··· Selected passage ···
Our research demonstrates the primary importance of level-specific factors for trust in government; however, some minor cross-level influences or ‘spillovers’ could also be observed. Governments are embedded in a multilevel political reality and their interconnectedness is bound to be reflected in citizens’ perceptions (Muñoz 2017). In particular, we found that local performance evaluations matter also for national and EU trust; and national performance evaluations for trust in local government. We attribute that on the one hand to the key role the local government plays in implementing policies from other governance levels, especially in the Netherlands. On the other hand, whereas the home-team and responsiveness factors are level-specific, the performance factors might be more difficult to be so; multilevel policymaking and policy implementation is often a joint effort of institutions across the multitier structure.

One surprising outcome was that from the three types of trust, local and EU trust shows to be the most level-specific. Evidence from electoral research would suggest that the ‘second-order’ local and EU elections are dominated by cues from national politics and thus not level-specific (Marien et al. 2015; Hobolt and Wittrock 2011; Heath et al. 1999).Footnote 11 Similarly, political trust research presents EU trust as dependent on national trust through congruence or compensation mechanisms (Anderson 1998; Torcal and Christmann 2019; Sánchez-Cuenca 2000; Kritzinger 2003; Muñoz et al. 2011). Our study points to an opposite mechanism, where national government is ‘sandwiched’ between the local and EU governments, taking blame or praise for what is happening at other levels. Despite the conventional wisdom of national level being the most salient level of governance (Muñoz et al. 2011; Torcal and Christmann 2019; Rodden and Wibbels 2011; Lefevere and Van Aelst 2014) —the ‘hollowing out of the nation state’ (Jessop 2013) might be leading to the reverse tendency, where other levels impact politics at the national level and blur its clarity of responsibility (Anderson 2006).
··· Recorded data ···
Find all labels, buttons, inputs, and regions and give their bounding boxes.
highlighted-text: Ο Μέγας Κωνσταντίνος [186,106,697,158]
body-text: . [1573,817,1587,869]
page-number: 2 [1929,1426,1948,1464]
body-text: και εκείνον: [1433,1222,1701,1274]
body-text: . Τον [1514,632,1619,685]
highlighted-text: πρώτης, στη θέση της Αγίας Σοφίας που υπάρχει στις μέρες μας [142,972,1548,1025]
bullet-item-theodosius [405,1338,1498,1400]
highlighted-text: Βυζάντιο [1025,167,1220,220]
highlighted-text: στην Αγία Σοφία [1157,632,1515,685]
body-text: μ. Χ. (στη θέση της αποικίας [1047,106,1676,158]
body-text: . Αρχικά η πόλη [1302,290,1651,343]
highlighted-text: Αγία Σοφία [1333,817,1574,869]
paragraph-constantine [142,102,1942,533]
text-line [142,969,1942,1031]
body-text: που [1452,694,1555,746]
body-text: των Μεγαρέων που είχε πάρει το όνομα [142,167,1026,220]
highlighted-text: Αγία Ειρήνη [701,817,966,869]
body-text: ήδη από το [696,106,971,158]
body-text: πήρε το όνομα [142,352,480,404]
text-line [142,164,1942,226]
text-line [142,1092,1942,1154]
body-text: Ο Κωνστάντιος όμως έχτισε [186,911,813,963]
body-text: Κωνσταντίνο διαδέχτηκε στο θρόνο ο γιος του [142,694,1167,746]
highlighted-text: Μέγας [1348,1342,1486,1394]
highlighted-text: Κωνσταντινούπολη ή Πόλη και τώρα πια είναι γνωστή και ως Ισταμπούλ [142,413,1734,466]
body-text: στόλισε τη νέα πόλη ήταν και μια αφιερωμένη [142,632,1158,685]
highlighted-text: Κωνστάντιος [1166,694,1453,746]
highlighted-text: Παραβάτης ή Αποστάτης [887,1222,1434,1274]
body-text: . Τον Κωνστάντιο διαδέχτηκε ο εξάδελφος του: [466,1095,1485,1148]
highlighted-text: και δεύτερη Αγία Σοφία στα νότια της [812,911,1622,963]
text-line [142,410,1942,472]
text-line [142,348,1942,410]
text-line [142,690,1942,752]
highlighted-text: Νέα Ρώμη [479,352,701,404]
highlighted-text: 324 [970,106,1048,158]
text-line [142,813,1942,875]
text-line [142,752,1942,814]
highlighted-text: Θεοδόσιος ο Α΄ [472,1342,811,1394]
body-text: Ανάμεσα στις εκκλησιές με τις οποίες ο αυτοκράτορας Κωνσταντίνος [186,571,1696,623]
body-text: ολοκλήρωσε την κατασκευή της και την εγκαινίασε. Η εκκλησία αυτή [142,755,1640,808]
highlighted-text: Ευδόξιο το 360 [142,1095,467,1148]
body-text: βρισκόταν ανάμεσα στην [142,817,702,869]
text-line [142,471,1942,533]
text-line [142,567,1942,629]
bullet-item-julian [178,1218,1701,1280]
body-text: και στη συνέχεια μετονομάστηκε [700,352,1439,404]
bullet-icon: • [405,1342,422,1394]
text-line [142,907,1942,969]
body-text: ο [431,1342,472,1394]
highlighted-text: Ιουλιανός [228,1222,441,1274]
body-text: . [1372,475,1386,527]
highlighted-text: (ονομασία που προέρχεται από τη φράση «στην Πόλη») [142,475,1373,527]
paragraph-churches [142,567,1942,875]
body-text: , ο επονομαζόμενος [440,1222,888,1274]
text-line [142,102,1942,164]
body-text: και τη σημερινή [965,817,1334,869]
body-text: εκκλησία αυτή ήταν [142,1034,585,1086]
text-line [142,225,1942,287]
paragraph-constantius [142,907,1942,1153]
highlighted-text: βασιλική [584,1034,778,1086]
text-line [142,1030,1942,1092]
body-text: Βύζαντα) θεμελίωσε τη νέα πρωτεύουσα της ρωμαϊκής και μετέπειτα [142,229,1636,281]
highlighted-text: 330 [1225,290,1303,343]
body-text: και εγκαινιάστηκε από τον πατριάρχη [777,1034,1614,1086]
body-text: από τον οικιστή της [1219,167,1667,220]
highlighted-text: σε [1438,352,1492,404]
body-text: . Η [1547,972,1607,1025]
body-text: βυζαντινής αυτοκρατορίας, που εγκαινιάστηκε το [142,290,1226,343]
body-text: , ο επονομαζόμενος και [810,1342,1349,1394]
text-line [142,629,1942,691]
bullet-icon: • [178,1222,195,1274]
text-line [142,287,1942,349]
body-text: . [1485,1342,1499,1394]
···
*Task instructions*.
Answer these questions using the passage on trust in government:
(a) Which two of the three types of trust proved to be the most level-specific?
(b) Which performance evaluations were found to matter for trust in local government?
(c) Which work is cited for the phrase "hollowing out of the nation state"?
These records were taken from a different source.

*Exercise result*.
(a) Local and EU trust.
(b) National performance evaluations.
(c) Jessop 2013.